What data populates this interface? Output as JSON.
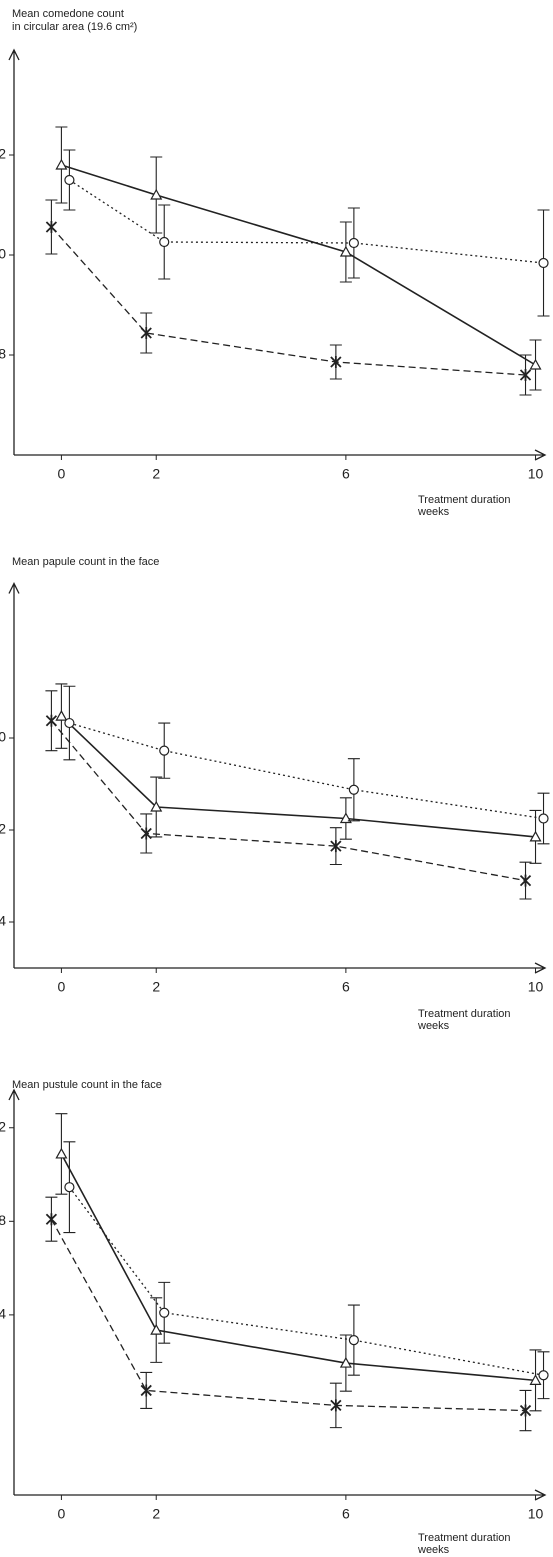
{
  "chart_data": [
    {
      "type": "line",
      "title": [
        "Mean comedone count",
        "in circular area (19.6 cm²)"
      ],
      "xlabel": [
        "Treatment duration",
        "weeks"
      ],
      "x": [
        0,
        2,
        6,
        10
      ],
      "xlim": [
        -1,
        10.2
      ],
      "xticks": [
        0,
        2,
        6,
        10
      ],
      "ylim": [
        6,
        14
      ],
      "yticks": [
        12,
        10,
        8
      ],
      "series": [
        {
          "color": "#222",
          "line_style": "solid",
          "marker": "triangle",
          "values": [
            11.8,
            11.2,
            10.06,
            7.8
          ],
          "errors": [
            0.76,
            0.76,
            0.6,
            0.5
          ]
        },
        {
          "color": "#222",
          "line_style": "dotted",
          "marker": "circle",
          "values": [
            11.5,
            10.26,
            10.24,
            9.84
          ],
          "errors": [
            0.6,
            0.74,
            0.7,
            1.06
          ]
        },
        {
          "color": "#222",
          "line_style": "dashed",
          "marker": "star",
          "values": [
            10.56,
            8.44,
            7.86,
            7.6
          ],
          "errors": [
            0.54,
            0.4,
            0.34,
            0.4
          ]
        }
      ]
    },
    {
      "type": "line",
      "title": [
        "Mean papule count in the face"
      ],
      "xlabel": [
        "Treatment duration",
        "weeks"
      ],
      "x": [
        0,
        2,
        6,
        10
      ],
      "xlim": [
        -1,
        10.2
      ],
      "xticks": [
        0,
        2,
        6,
        10
      ],
      "ylim": [
        0,
        33
      ],
      "yticks": [
        20,
        12,
        4
      ],
      "series": [
        {
          "color": "#222",
          "line_style": "solid",
          "marker": "triangle",
          "values": [
            21.9,
            14,
            13,
            11.4
          ],
          "errors": [
            2.8,
            2.6,
            1.8,
            2.3
          ]
        },
        {
          "color": "#222",
          "line_style": "dotted",
          "marker": "circle",
          "values": [
            21.3,
            18.9,
            15.5,
            13
          ],
          "errors": [
            3.2,
            2.4,
            2.7,
            2.2
          ]
        },
        {
          "color": "#222",
          "line_style": "dashed",
          "marker": "star",
          "values": [
            21.5,
            11.7,
            10.6,
            7.6
          ],
          "errors": [
            2.6,
            1.7,
            1.6,
            1.6
          ]
        }
      ]
    },
    {
      "type": "line",
      "title": [
        "Mean pustule count in the face"
      ],
      "xlabel": [
        "Treatment duration",
        "weeks"
      ],
      "x": [
        0,
        2,
        6,
        10
      ],
      "xlim": [
        -1,
        10.2
      ],
      "xticks": [
        0,
        2,
        6,
        10
      ],
      "ylim": [
        -3.7,
        13.4
      ],
      "yticks": [
        12,
        8,
        4
      ],
      "series": [
        {
          "color": "#222",
          "line_style": "solid",
          "marker": "triangle",
          "values": [
            10.88,
            3.35,
            1.94,
            1.2
          ],
          "errors": [
            1.72,
            1.38,
            1.2,
            1.3
          ]
        },
        {
          "color": "#222",
          "line_style": "dotted",
          "marker": "circle",
          "values": [
            9.46,
            4.09,
            2.92,
            1.42
          ],
          "errors": [
            1.94,
            1.3,
            1.5,
            1.0
          ]
        },
        {
          "color": "#222",
          "line_style": "dashed",
          "marker": "star",
          "values": [
            8.09,
            0.77,
            0.13,
            -0.09
          ],
          "errors": [
            0.94,
            0.77,
            0.95,
            0.86
          ]
        }
      ]
    }
  ]
}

**Requirement**
List the lines of the records where "count" occurs.

**Answer in full**
        "Mean comedone count",
        "Mean papule count in the face"
        "Mean pustule count in the face"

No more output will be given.